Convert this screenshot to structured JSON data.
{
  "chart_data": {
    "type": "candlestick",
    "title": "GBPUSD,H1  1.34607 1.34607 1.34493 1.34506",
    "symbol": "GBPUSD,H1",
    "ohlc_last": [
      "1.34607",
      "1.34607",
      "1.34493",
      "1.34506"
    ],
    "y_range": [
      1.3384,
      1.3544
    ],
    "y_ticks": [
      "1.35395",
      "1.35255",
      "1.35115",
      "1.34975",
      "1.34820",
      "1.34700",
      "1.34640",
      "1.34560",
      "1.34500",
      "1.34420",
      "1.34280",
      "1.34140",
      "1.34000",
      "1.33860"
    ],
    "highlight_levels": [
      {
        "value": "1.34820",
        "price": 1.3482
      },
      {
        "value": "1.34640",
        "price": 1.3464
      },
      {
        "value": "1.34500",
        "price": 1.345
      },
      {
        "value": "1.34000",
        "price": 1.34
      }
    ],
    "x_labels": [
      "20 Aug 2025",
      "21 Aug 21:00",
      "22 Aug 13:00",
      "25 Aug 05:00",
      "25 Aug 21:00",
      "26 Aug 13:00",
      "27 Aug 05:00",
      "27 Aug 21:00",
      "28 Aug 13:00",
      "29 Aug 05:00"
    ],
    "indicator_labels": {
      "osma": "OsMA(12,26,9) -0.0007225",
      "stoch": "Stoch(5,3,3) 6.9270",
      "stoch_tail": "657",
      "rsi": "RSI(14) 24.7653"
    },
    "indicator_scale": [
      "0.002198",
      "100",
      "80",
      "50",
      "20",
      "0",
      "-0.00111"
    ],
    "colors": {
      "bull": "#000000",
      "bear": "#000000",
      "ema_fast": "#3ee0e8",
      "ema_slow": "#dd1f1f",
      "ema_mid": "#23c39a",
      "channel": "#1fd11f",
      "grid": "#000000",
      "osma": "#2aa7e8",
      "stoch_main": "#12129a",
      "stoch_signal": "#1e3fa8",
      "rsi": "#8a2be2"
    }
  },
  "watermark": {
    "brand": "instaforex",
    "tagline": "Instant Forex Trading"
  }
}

━━━

→ EXERCISE DIRECTIONS: Identify and copy the lines holding the word "osma".

→ RESULT FOR THIS TASK:
      "osma": "OsMA(12,26,9) -0.0007225",
      "osma": "#2aa7e8",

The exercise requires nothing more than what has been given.